_Given task_
Work out how many lines of the records hold the string "equation", and reply with that number alone.

****************

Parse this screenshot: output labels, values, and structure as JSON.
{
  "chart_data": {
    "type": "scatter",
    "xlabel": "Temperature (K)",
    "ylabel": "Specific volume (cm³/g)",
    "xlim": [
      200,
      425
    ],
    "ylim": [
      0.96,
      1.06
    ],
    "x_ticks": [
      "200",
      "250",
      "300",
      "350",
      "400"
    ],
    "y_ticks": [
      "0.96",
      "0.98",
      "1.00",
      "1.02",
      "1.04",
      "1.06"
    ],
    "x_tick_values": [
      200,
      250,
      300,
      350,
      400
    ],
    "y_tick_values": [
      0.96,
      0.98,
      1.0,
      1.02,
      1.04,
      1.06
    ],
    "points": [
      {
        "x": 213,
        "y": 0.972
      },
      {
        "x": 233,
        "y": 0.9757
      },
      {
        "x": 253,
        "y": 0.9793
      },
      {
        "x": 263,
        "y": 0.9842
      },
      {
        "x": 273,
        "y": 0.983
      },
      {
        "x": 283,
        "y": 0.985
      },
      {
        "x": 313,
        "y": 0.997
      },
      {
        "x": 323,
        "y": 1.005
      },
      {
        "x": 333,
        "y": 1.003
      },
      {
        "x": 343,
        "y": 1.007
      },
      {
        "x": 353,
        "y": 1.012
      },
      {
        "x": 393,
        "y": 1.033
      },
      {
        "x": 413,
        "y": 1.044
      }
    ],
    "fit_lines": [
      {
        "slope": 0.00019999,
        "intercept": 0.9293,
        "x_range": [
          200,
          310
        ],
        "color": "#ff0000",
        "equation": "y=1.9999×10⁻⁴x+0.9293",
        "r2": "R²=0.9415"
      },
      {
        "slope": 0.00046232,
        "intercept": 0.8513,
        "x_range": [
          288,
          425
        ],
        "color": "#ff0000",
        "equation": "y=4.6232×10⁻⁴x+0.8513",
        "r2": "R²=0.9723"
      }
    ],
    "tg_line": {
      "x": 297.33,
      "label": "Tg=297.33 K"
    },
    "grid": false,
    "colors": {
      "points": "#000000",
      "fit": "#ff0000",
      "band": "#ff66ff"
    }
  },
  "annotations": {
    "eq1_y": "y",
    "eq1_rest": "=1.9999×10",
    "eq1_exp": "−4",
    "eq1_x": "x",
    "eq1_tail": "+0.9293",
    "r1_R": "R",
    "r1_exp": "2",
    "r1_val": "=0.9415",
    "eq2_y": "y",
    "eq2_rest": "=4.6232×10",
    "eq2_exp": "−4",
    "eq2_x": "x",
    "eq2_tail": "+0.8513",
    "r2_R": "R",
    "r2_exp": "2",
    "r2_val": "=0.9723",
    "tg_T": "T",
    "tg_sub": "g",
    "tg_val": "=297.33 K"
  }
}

****************

_Output of the task_
2